### TASK OBJECTIVE:
Below are records; count the lines in them that hold "والمفروشات" and give only the count.
__________________________________________________
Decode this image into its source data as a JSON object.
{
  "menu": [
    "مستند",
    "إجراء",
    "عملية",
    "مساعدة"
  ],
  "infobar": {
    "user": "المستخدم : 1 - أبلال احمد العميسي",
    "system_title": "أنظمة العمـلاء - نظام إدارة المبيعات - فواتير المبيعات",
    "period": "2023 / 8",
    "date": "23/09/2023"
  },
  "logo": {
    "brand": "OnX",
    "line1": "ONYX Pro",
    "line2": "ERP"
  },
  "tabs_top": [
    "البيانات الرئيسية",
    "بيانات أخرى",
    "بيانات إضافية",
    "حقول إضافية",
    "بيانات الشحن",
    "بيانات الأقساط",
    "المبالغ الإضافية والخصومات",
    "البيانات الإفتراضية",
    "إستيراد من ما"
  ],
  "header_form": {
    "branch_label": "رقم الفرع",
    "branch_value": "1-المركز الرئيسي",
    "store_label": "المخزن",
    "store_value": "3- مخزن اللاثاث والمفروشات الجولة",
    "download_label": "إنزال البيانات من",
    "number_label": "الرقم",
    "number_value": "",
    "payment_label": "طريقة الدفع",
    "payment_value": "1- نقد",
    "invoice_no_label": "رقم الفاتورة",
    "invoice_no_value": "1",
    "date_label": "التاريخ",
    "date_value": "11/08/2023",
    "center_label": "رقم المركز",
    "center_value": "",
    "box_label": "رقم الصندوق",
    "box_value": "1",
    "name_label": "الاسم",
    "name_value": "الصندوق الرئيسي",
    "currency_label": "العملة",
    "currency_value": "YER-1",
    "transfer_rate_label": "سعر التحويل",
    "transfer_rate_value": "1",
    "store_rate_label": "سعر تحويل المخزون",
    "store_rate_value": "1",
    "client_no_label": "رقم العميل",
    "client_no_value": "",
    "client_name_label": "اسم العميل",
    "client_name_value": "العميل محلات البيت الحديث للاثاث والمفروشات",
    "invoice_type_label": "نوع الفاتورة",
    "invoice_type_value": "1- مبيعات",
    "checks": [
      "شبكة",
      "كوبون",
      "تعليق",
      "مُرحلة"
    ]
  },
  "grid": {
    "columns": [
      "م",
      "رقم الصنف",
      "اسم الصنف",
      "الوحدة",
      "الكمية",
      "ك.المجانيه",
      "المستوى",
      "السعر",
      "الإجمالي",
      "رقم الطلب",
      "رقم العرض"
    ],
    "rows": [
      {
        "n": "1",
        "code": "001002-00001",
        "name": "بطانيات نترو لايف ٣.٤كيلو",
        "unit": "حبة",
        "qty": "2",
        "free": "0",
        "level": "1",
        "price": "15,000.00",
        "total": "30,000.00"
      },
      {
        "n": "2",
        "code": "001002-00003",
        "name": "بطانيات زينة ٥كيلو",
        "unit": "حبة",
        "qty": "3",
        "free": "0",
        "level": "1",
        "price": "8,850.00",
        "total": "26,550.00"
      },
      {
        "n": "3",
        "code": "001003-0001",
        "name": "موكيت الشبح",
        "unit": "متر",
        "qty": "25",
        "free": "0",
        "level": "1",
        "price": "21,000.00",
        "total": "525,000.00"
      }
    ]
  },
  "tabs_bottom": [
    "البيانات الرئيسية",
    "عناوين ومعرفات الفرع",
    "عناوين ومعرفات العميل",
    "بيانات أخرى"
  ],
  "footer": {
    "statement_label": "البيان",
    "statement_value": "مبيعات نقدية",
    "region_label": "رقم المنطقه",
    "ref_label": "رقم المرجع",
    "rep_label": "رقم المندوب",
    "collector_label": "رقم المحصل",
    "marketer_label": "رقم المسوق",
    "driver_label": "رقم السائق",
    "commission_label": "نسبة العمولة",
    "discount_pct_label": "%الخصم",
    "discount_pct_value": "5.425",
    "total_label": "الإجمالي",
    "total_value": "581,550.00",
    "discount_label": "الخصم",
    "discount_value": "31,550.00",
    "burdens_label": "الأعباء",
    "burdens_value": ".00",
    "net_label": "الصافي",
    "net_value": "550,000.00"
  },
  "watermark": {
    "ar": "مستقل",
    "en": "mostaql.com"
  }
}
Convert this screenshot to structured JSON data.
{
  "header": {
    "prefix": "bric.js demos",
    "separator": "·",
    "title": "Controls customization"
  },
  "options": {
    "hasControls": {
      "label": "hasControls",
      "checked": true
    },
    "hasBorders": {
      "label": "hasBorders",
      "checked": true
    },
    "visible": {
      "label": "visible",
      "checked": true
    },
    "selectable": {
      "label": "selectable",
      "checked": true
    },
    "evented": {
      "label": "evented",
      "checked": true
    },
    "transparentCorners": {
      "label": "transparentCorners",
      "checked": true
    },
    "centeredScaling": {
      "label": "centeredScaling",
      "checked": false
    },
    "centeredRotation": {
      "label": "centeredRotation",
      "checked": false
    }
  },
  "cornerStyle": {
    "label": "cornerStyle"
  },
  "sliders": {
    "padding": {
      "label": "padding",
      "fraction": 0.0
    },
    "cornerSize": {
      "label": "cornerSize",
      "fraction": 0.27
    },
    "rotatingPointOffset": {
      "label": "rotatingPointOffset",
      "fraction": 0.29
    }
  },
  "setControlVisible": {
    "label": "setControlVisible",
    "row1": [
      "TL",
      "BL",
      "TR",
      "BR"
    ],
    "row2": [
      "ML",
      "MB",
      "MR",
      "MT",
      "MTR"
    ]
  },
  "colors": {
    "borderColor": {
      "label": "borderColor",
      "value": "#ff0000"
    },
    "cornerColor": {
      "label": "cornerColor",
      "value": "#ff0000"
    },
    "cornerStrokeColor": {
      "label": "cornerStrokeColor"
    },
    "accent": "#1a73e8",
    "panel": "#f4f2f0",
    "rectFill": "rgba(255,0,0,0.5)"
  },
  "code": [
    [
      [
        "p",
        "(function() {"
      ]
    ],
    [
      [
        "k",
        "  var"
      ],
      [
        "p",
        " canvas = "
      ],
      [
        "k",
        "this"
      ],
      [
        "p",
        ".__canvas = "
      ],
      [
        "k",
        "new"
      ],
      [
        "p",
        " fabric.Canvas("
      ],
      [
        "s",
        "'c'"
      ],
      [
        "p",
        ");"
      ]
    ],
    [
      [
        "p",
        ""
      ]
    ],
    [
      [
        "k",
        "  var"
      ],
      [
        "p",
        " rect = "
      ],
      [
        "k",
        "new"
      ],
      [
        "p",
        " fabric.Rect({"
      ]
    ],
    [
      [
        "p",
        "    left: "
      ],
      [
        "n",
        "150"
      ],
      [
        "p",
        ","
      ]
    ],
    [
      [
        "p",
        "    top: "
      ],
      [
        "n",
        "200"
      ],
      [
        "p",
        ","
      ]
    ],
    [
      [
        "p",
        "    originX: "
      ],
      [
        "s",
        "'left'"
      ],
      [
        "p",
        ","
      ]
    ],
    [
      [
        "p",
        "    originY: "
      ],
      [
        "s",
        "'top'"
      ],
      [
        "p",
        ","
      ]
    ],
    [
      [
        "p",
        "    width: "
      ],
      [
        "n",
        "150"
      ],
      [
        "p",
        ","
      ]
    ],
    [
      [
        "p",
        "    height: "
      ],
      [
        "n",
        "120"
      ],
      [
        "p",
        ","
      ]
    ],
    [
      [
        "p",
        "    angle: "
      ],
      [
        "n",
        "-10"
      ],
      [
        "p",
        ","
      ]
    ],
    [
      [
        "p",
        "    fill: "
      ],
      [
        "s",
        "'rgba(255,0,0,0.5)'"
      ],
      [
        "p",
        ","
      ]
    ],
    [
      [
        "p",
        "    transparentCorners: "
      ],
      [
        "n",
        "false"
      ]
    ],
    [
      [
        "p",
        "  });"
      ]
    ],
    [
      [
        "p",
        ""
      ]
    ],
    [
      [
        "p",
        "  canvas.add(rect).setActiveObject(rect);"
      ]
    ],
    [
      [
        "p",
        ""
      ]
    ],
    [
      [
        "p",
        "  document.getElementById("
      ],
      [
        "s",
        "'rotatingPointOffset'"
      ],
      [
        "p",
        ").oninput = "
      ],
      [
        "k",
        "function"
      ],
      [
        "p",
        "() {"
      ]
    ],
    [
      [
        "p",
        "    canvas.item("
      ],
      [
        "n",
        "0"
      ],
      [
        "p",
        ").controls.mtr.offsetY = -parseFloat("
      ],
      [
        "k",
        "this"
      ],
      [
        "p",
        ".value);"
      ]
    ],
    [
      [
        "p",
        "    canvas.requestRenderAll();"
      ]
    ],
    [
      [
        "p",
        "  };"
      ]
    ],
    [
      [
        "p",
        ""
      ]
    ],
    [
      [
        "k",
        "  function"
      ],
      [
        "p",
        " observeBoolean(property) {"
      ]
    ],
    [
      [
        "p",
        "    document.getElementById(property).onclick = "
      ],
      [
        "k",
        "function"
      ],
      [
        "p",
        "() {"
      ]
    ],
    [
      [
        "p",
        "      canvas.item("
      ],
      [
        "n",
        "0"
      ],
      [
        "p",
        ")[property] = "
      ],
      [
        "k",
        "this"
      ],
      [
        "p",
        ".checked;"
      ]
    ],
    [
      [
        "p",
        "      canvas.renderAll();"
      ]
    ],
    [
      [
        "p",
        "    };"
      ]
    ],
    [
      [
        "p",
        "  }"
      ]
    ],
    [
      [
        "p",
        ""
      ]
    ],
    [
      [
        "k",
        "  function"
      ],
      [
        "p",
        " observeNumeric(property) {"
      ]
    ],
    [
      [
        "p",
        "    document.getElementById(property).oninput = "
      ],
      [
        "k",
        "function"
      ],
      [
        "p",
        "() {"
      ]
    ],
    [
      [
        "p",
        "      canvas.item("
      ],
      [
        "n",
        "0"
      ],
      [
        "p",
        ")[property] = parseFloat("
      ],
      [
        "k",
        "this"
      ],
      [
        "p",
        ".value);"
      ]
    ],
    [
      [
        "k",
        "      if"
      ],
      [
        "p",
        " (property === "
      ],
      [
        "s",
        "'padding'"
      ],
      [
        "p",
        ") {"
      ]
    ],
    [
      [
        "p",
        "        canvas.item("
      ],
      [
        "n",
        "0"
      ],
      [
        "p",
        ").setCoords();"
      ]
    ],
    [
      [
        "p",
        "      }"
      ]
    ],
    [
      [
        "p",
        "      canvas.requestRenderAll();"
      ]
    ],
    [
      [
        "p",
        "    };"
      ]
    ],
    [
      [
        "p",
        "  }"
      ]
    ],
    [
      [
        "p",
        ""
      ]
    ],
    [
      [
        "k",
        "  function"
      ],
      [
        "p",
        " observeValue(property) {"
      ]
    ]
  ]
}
__________________________________________________
### ANSWER TO THIS EXERCISE:
2